All the data must come back unchanged, except that pictures are left out.

[Dataset excerpts]
--- START ---

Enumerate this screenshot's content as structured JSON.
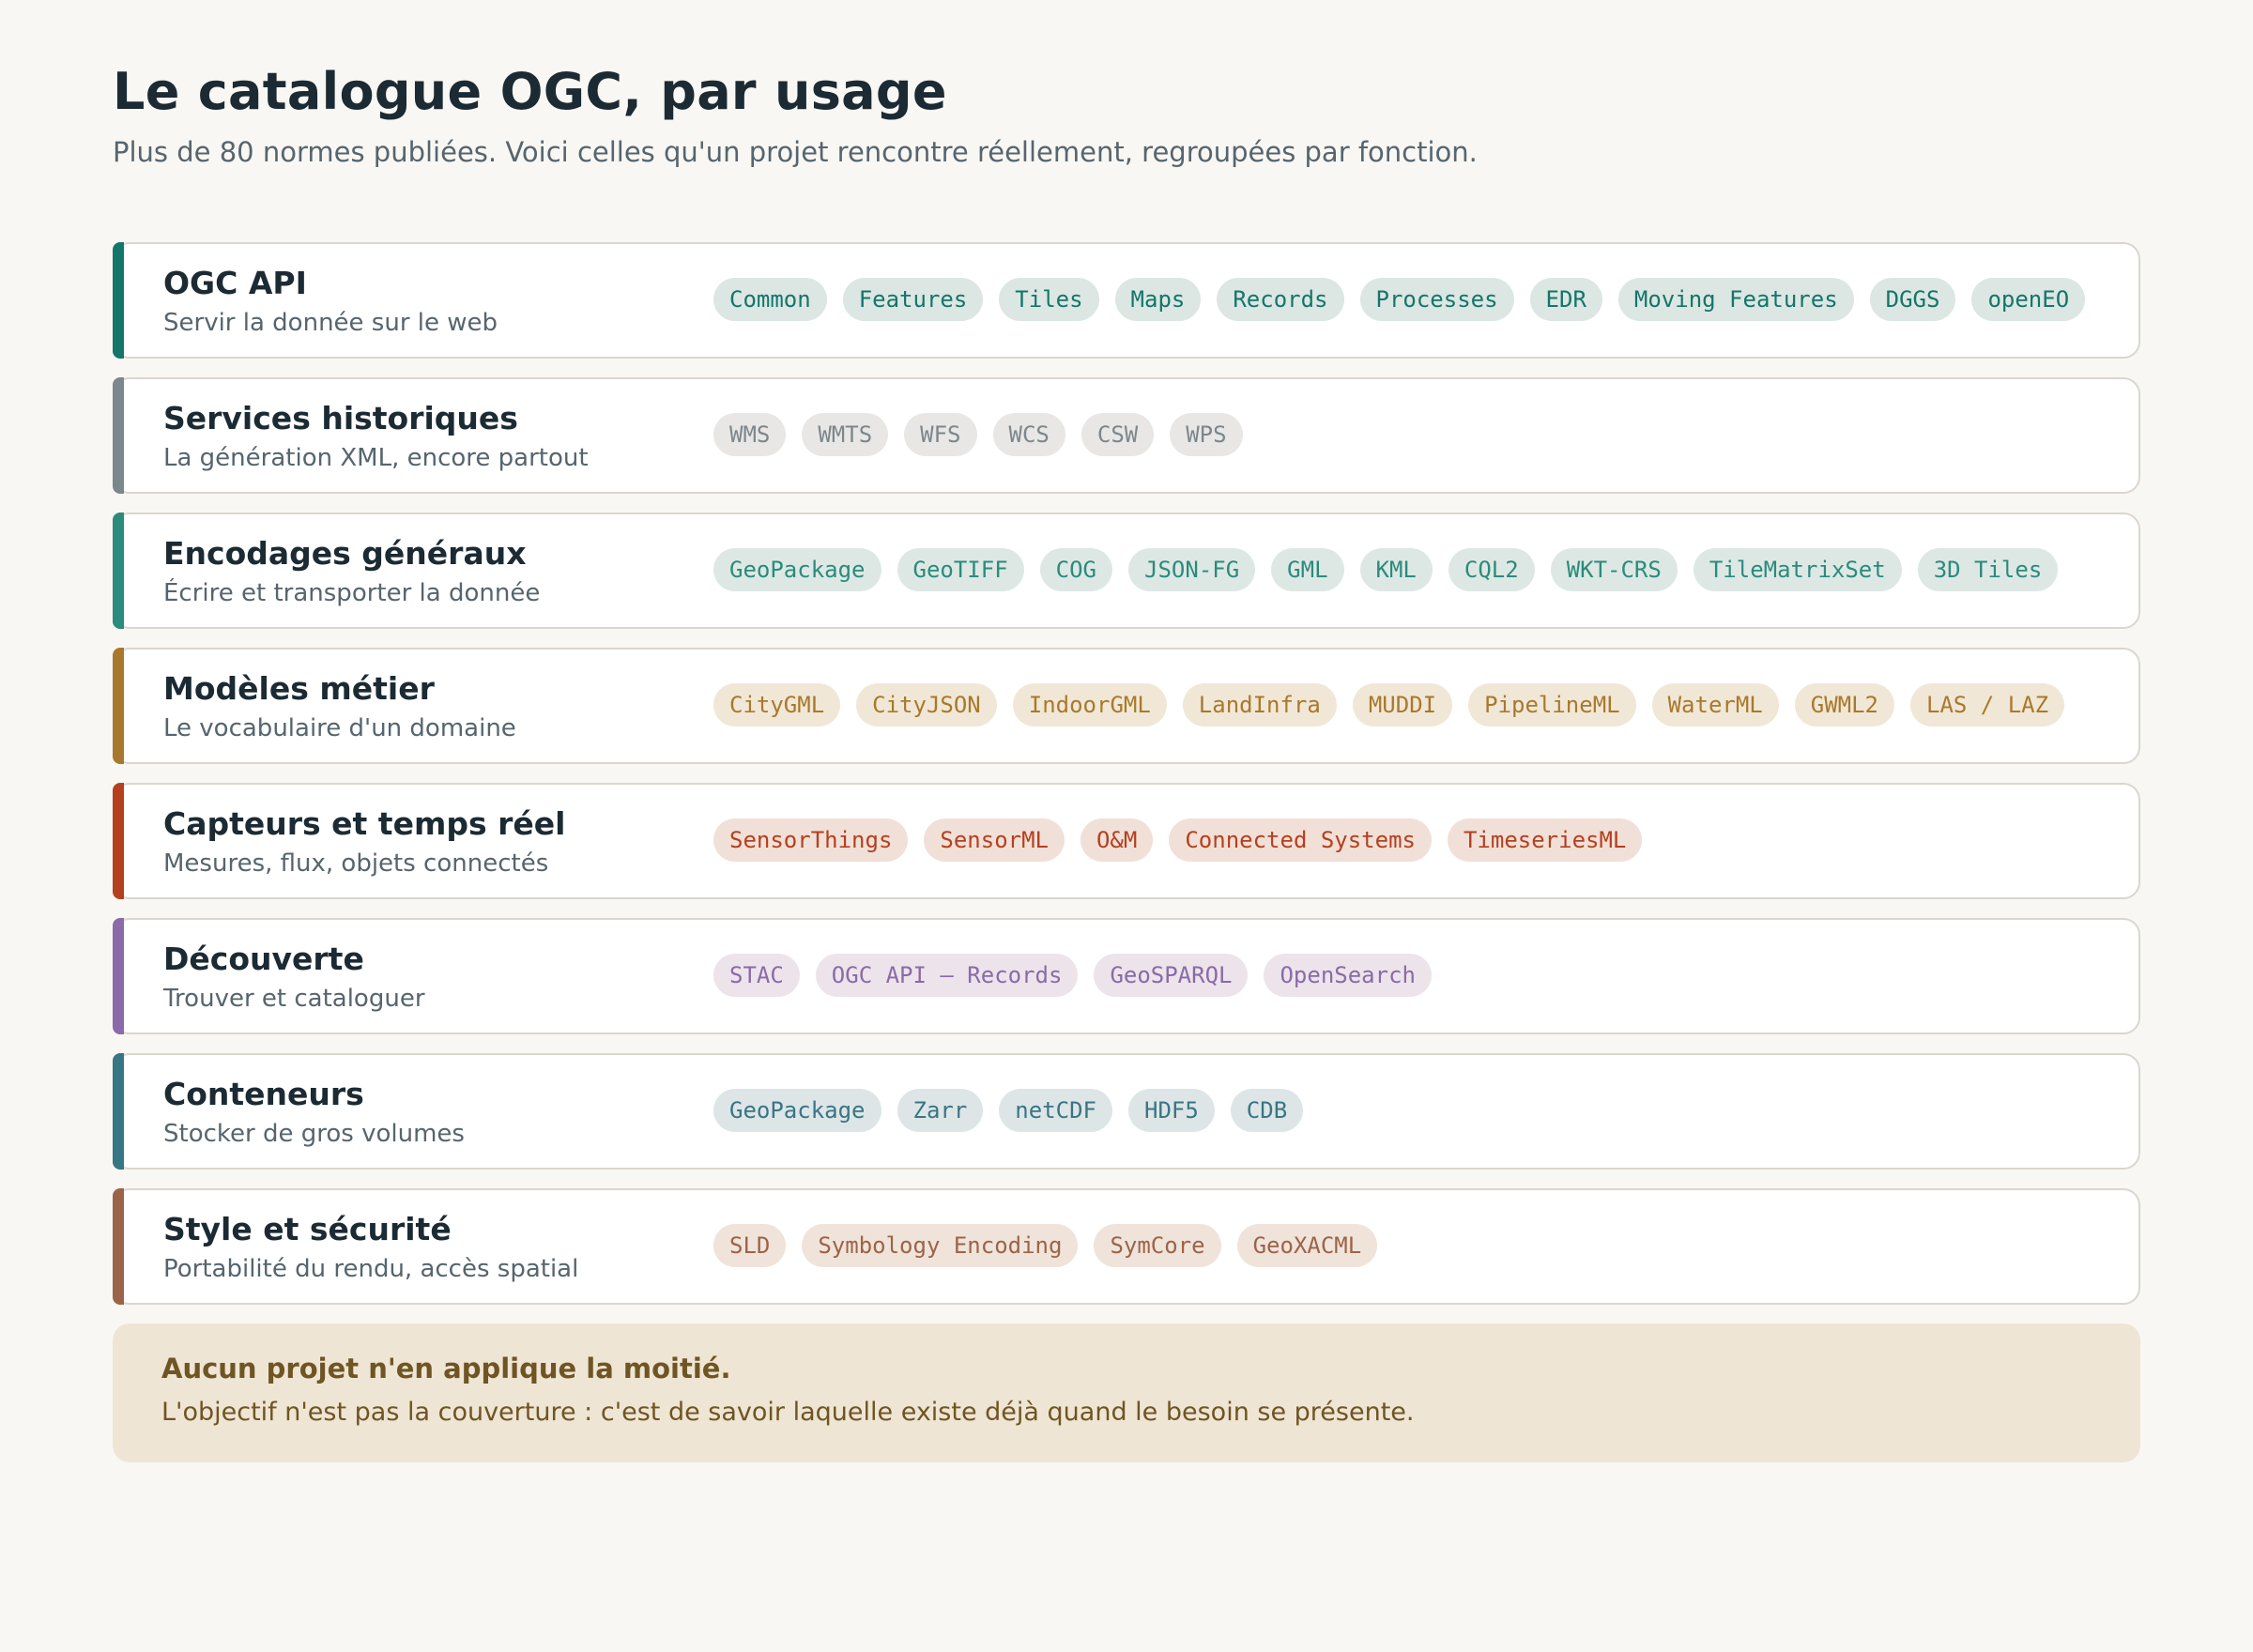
{
  "header": {
    "title": "Le catalogue OGC, par usage",
    "subtitle": "Plus de 80 normes publiées. Voici celles qu'un projet rencontre réellement, regroupées par fonction."
  },
  "categories": [
    {
      "id": "ogc-api",
      "name": "OGC API",
      "description": "Servir la donnée sur le web",
      "accent": "#13766b",
      "tag_bg": "#dce6e2",
      "tag_fg": "#13766b",
      "tags": [
        "Common",
        "Features",
        "Tiles",
        "Maps",
        "Records",
        "Processes",
        "EDR",
        "Moving Features",
        "DGGS",
        "openEO"
      ]
    },
    {
      "id": "services-historiques",
      "name": "Services historiques",
      "description": "La génération XML, encore partout",
      "accent": "#7a878c",
      "tag_bg": "#e8e7e5",
      "tag_fg": "#7c878c",
      "tags": [
        "WMS",
        "WMTS",
        "WFS",
        "WCS",
        "CSW",
        "WPS"
      ]
    },
    {
      "id": "encodages-generaux",
      "name": "Encodages généraux",
      "description": "Écrire et transporter la donnée",
      "accent": "#2b8b7c",
      "tag_bg": "#dde8e4",
      "tag_fg": "#2b8b7c",
      "tags": [
        "GeoPackage",
        "GeoTIFF",
        "COG",
        "JSON-FG",
        "GML",
        "KML",
        "CQL2",
        "WKT-CRS",
        "TileMatrixSet",
        "3D Tiles"
      ]
    },
    {
      "id": "modeles-metier",
      "name": "Modèles métier",
      "description": "Le vocabulaire d'un domaine",
      "accent": "#a8792c",
      "tag_bg": "#f1e7d6",
      "tag_fg": "#a8792c",
      "tags": [
        "CityGML",
        "CityJSON",
        "IndoorGML",
        "LandInfra",
        "MUDDI",
        "PipelineML",
        "WaterML",
        "GWML2",
        "LAS / LAZ"
      ]
    },
    {
      "id": "capteurs",
      "name": "Capteurs et temps réel",
      "description": "Mesures, flux, objets connectés",
      "accent": "#b5401f",
      "tag_bg": "#f1e0d8",
      "tag_fg": "#b5401f",
      "tags": [
        "SensorThings",
        "SensorML",
        "O&M",
        "Connected Systems",
        "TimeseriesML"
      ]
    },
    {
      "id": "decouverte",
      "name": "Découverte",
      "description": "Trouver et cataloguer",
      "accent": "#8a6aa8",
      "tag_bg": "#ece4ea",
      "tag_fg": "#8a6aa8",
      "tags": [
        "STAC",
        "OGC API — Records",
        "GeoSPARQL",
        "OpenSearch"
      ]
    },
    {
      "id": "conteneurs",
      "name": "Conteneurs",
      "description": "Stocker de gros volumes",
      "accent": "#377685",
      "tag_bg": "#dee5e6",
      "tag_fg": "#377685",
      "tags": [
        "GeoPackage",
        "Zarr",
        "netCDF",
        "HDF5",
        "CDB"
      ]
    },
    {
      "id": "style-securite",
      "name": "Style et sécurité",
      "description": "Portabilité du rendu, accès spatial",
      "accent": "#9b6448",
      "tag_bg": "#f0e3da",
      "tag_fg": "#9b6448",
      "tags": [
        "SLD",
        "Symbology Encoding",
        "SymCore",
        "GeoXACML"
      ]
    }
  ],
  "note": {
    "title": "Aucun projet n'en applique la moitié.",
    "text": "L'objectif n'est pas la couverture : c'est de savoir laquelle existe déjà quand le besoin se présente."
  }
}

--- END ---

__Answer for this exercise__:
Enumerate this screenshot's content as structured JSON.
{
  "header": {
    "title": "Le catalogue OGC, par usage",
    "subtitle": "Plus de 80 normes publiées. Voici celles qu'un projet rencontre réellement, regroupées par fonction."
  },
  "categories": [
    {
      "id": "ogc-api",
      "name": "OGC API",
      "description": "Servir la donnée sur le web",
      "accent": "#13766b",
      "tag_bg": "#dce6e2",
      "tag_fg": "#13766b",
      "tags": [
        "Common",
        "Features",
        "Tiles",
        "Maps",
        "Records",
        "Processes",
        "EDR",
        "Moving Features",
        "DGGS",
        "openEO"
      ]
    },
    {
      "id": "services-historiques",
      "name": "Services historiques",
      "description": "La génération XML, encore partout",
      "accent": "#7a878c",
      "tag_bg": "#e8e7e5",
      "tag_fg": "#7c878c",
      "tags": [
        "WMS",
        "WMTS",
        "WFS",
        "WCS",
        "CSW",
        "WPS"
      ]
    },
    {
      "id": "encodages-generaux",
      "name": "Encodages généraux",
      "description": "Écrire et transporter la donnée",
      "accent": "#2b8b7c",
      "tag_bg": "#dde8e4",
      "tag_fg": "#2b8b7c",
      "tags": [
        "GeoPackage",
        "GeoTIFF",
        "COG",
        "JSON-FG",
        "GML",
        "KML",
        "CQL2",
        "WKT-CRS",
        "TileMatrixSet",
        "3D Tiles"
      ]
    },
    {
      "id": "modeles-metier",
      "name": "Modèles métier",
      "description": "Le vocabulaire d'un domaine",
      "accent": "#a8792c",
      "tag_bg": "#f1e7d6",
      "tag_fg": "#a8792c",
      "tags": [
        "CityGML",
        "CityJSON",
        "IndoorGML",
        "LandInfra",
        "MUDDI",
        "PipelineML",
        "WaterML",
        "GWML2",
        "LAS / LAZ"
      ]
    },
    {
      "id": "capteurs",
      "name": "Capteurs et temps réel",
      "description": "Mesures, flux, objets connectés",
      "accent": "#b5401f",
      "tag_bg": "#f1e0d8",
      "tag_fg": "#b5401f",
      "tags": [
        "SensorThings",
        "SensorML",
        "O&M",
        "Connected Systems",
        "TimeseriesML"
      ]
    },
    {
      "id": "decouverte",
      "name": "Découverte",
      "description": "Trouver et cataloguer",
      "accent": "#8a6aa8",
      "tag_bg": "#ece4ea",
      "tag_fg": "#8a6aa8",
      "tags": [
        "STAC",
        "OGC API — Records",
        "GeoSPARQL",
        "OpenSearch"
      ]
    },
    {
      "id": "conteneurs",
      "name": "Conteneurs",
      "description": "Stocker de gros volumes",
      "accent": "#377685",
      "tag_bg": "#dee5e6",
      "tag_fg": "#377685",
      "tags": [
        "GeoPackage",
        "Zarr",
        "netCDF",
        "HDF5",
        "CDB"
      ]
    },
    {
      "id": "style-securite",
      "name": "Style et sécurité",
      "description": "Portabilité du rendu, accès spatial",
      "accent": "#9b6448",
      "tag_bg": "#f0e3da",
      "tag_fg": "#9b6448",
      "tags": [
        "SLD",
        "Symbology Encoding",
        "SymCore",
        "GeoXACML"
      ]
    }
  ],
  "note": {
    "title": "Aucun projet n'en applique la moitié.",
    "text": "L'objectif n'est pas la couverture : c'est de savoir laquelle existe déjà quand le besoin se présente."
  }
}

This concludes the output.